GOAL — Transcribe the full listing below exactly.
*** MATERIAL SHOWN
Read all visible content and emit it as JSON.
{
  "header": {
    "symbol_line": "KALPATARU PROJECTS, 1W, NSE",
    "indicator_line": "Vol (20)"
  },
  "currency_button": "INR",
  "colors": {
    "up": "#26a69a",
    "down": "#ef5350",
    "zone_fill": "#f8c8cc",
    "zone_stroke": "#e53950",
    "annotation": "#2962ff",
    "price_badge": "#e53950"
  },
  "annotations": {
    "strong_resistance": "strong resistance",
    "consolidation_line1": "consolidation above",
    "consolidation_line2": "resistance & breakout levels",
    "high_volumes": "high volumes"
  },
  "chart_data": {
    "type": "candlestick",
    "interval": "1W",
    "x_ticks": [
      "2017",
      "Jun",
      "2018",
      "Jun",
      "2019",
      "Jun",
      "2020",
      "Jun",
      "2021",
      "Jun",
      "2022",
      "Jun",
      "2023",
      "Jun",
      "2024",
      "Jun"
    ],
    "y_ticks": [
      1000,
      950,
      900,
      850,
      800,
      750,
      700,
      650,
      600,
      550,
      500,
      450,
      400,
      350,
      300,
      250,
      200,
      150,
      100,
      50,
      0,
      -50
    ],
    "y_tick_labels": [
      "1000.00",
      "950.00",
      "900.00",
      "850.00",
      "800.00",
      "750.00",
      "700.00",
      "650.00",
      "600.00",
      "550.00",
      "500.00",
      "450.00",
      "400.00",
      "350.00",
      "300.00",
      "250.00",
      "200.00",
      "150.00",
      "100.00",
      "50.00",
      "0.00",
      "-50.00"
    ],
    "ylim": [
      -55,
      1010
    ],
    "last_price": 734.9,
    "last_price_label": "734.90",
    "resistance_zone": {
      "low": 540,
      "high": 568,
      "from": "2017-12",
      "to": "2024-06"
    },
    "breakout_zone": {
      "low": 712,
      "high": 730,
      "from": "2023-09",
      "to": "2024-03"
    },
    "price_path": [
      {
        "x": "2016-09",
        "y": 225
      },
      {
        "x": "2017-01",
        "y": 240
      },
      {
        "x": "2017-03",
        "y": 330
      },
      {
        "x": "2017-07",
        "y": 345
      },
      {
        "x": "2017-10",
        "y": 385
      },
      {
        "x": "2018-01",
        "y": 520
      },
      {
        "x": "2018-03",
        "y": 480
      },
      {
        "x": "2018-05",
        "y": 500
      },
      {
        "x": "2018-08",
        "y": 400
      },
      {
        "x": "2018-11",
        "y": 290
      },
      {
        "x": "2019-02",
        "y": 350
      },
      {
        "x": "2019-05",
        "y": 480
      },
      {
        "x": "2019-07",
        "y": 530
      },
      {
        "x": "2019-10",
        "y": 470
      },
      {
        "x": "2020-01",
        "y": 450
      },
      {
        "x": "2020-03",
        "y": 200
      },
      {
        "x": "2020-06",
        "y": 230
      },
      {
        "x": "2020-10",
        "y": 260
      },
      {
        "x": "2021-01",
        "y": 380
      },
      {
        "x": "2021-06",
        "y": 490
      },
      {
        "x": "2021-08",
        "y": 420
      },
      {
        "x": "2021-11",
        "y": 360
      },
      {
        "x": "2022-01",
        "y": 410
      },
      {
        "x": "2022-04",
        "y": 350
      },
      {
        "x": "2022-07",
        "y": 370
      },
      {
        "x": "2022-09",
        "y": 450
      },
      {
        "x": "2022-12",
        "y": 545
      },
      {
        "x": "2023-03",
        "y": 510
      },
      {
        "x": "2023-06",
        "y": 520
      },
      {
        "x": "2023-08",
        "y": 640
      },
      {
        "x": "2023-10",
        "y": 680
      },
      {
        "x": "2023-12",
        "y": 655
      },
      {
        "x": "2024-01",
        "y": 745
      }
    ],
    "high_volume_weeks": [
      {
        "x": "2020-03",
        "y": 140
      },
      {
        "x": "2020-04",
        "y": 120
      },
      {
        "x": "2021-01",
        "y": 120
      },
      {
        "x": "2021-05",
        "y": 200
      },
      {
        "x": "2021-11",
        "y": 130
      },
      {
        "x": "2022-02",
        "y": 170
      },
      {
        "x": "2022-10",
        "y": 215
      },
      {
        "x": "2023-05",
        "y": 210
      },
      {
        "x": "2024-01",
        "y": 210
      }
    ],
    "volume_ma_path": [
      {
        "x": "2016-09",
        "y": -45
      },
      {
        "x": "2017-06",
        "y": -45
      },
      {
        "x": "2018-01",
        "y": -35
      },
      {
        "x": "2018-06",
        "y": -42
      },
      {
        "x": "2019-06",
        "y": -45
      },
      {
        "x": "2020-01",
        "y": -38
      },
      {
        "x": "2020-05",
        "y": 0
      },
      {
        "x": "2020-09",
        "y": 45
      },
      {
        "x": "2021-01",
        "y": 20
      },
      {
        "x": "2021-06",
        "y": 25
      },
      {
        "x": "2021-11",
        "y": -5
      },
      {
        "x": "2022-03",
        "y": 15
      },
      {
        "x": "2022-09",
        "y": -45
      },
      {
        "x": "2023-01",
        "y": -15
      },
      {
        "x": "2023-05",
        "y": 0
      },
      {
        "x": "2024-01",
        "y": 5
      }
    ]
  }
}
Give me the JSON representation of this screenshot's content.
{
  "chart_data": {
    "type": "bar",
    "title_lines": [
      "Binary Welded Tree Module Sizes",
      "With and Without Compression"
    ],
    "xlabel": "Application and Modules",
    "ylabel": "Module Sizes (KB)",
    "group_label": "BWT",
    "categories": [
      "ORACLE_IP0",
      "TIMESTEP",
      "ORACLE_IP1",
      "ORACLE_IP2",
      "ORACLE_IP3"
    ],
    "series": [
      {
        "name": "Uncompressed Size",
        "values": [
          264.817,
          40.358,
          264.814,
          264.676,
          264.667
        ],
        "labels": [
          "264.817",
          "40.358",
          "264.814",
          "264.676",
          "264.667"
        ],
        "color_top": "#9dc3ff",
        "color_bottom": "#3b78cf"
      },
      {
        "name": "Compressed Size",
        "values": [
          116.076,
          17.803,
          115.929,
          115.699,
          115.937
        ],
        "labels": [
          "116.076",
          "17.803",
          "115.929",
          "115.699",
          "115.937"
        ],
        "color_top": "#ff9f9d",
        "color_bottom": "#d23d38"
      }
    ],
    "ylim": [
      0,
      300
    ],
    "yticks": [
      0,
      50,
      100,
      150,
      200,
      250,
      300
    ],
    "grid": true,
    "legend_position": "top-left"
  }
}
******
SOLUTION TO THIS EXERCISE —
Read all visible content and emit it as JSON.
{
  "header": {
    "symbol_line": "KALPATARU PROJECTS, 1W, NSE",
    "indicator_line": "Vol (20)"
  },
  "currency_button": "INR",
  "colors": {
    "up": "#26a69a",
    "down": "#ef5350",
    "zone_fill": "#f8c8cc",
    "zone_stroke": "#e53950",
    "annotation": "#2962ff",
    "price_badge": "#e53950"
  },
  "annotations": {
    "strong_resistance": "strong resistance",
    "consolidation_line1": "consolidation above",
    "consolidation_line2": "resistance & breakout levels",
    "high_volumes": "high volumes"
  },
  "chart_data": {
    "type": "candlestick",
    "interval": "1W",
    "x_ticks": [
      "2017",
      "Jun",
      "2018",
      "Jun",
      "2019",
      "Jun",
      "2020",
      "Jun",
      "2021",
      "Jun",
      "2022",
      "Jun",
      "2023",
      "Jun",
      "2024",
      "Jun"
    ],
    "y_ticks": [
      1000,
      950,
      900,
      850,
      800,
      750,
      700,
      650,
      600,
      550,
      500,
      450,
      400,
      350,
      300,
      250,
      200,
      150,
      100,
      50,
      0,
      -50
    ],
    "y_tick_labels": [
      "1000.00",
      "950.00",
      "900.00",
      "850.00",
      "800.00",
      "750.00",
      "700.00",
      "650.00",
      "600.00",
      "550.00",
      "500.00",
      "450.00",
      "400.00",
      "350.00",
      "300.00",
      "250.00",
      "200.00",
      "150.00",
      "100.00",
      "50.00",
      "0.00",
      "-50.00"
    ],
    "ylim": [
      -55,
      1010
    ],
    "last_price": 734.9,
    "last_price_label": "734.90",
    "resistance_zone": {
      "low": 540,
      "high": 568,
      "from": "2017-12",
      "to": "2024-06"
    },
    "breakout_zone": {
      "low": 712,
      "high": 730,
      "from": "2023-09",
      "to": "2024-03"
    },
    "price_path": [
      {
        "x": "2016-09",
        "y": 225
      },
      {
        "x": "2017-01",
        "y": 240
      },
      {
        "x": "2017-03",
        "y": 330
      },
      {
        "x": "2017-07",
        "y": 345
      },
      {
        "x": "2017-10",
        "y": 385
      },
      {
        "x": "2018-01",
        "y": 520
      },
      {
        "x": "2018-03",
        "y": 480
      },
      {
        "x": "2018-05",
        "y": 500
      },
      {
        "x": "2018-08",
        "y": 400
      },
      {
        "x": "2018-11",
        "y": 290
      },
      {
        "x": "2019-02",
        "y": 350
      },
      {
        "x": "2019-05",
        "y": 480
      },
      {
        "x": "2019-07",
        "y": 530
      },
      {
        "x": "2019-10",
        "y": 470
      },
      {
        "x": "2020-01",
        "y": 450
      },
      {
        "x": "2020-03",
        "y": 200
      },
      {
        "x": "2020-06",
        "y": 230
      },
      {
        "x": "2020-10",
        "y": 260
      },
      {
        "x": "2021-01",
        "y": 380
      },
      {
        "x": "2021-06",
        "y": 490
      },
      {
        "x": "2021-08",
        "y": 420
      },
      {
        "x": "2021-11",
        "y": 360
      },
      {
        "x": "2022-01",
        "y": 410
      },
      {
        "x": "2022-04",
        "y": 350
      },
      {
        "x": "2022-07",
        "y": 370
      },
      {
        "x": "2022-09",
        "y": 450
      },
      {
        "x": "2022-12",
        "y": 545
      },
      {
        "x": "2023-03",
        "y": 510
      },
      {
        "x": "2023-06",
        "y": 520
      },
      {
        "x": "2023-08",
        "y": 640
      },
      {
        "x": "2023-10",
        "y": 680
      },
      {
        "x": "2023-12",
        "y": 655
      },
      {
        "x": "2024-01",
        "y": 745
      }
    ],
    "high_volume_weeks": [
      {
        "x": "2020-03",
        "y": 140
      },
      {
        "x": "2020-04",
        "y": 120
      },
      {
        "x": "2021-01",
        "y": 120
      },
      {
        "x": "2021-05",
        "y": 200
      },
      {
        "x": "2021-11",
        "y": 130
      },
      {
        "x": "2022-02",
        "y": 170
      },
      {
        "x": "2022-10",
        "y": 215
      },
      {
        "x": "2023-05",
        "y": 210
      },
      {
        "x": "2024-01",
        "y": 210
      }
    ],
    "volume_ma_path": [
      {
        "x": "2016-09",
        "y": -45
      },
      {
        "x": "2017-06",
        "y": -45
      },
      {
        "x": "2018-01",
        "y": -35
      },
      {
        "x": "2018-06",
        "y": -42
      },
      {
        "x": "2019-06",
        "y": -45
      },
      {
        "x": "2020-01",
        "y": -38
      },
      {
        "x": "2020-05",
        "y": 0
      },
      {
        "x": "2020-09",
        "y": 45
      },
      {
        "x": "2021-01",
        "y": 20
      },
      {
        "x": "2021-06",
        "y": 25
      },
      {
        "x": "2021-11",
        "y": -5
      },
      {
        "x": "2022-03",
        "y": 15
      },
      {
        "x": "2022-09",
        "y": -45
      },
      {
        "x": "2023-01",
        "y": -15
      },
      {
        "x": "2023-05",
        "y": 0
      },
      {
        "x": "2024-01",
        "y": 5
      }
    ]
  }
}
Give me the JSON representation of this screenshot's content.
{
  "chart_data": {
    "type": "bar",
    "title_lines": [
      "Binary Welded Tree Module Sizes",
      "With and Without Compression"
    ],
    "xlabel": "Application and Modules",
    "ylabel": "Module Sizes (KB)",
    "group_label": "BWT",
    "categories": [
      "ORACLE_IP0",
      "TIMESTEP",
      "ORACLE_IP1",
      "ORACLE_IP2",
      "ORACLE_IP3"
    ],
    "series": [
      {
        "name": "Uncompressed Size",
        "values": [
          264.817,
          40.358,
          264.814,
          264.676,
          264.667
        ],
        "labels": [
          "264.817",
          "40.358",
          "264.814",
          "264.676",
          "264.667"
        ],
        "color_top": "#9dc3ff",
        "color_bottom": "#3b78cf"
      },
      {
        "name": "Compressed Size",
        "values": [
          116.076,
          17.803,
          115.929,
          115.699,
          115.937
        ],
        "labels": [
          "116.076",
          "17.803",
          "115.929",
          "115.699",
          "115.937"
        ],
        "color_top": "#ff9f9d",
        "color_bottom": "#d23d38"
      }
    ],
    "ylim": [
      0,
      300
    ],
    "yticks": [
      0,
      50,
      100,
      150,
      200,
      250,
      300
    ],
    "grid": true,
    "legend_position": "top-left"
  }
}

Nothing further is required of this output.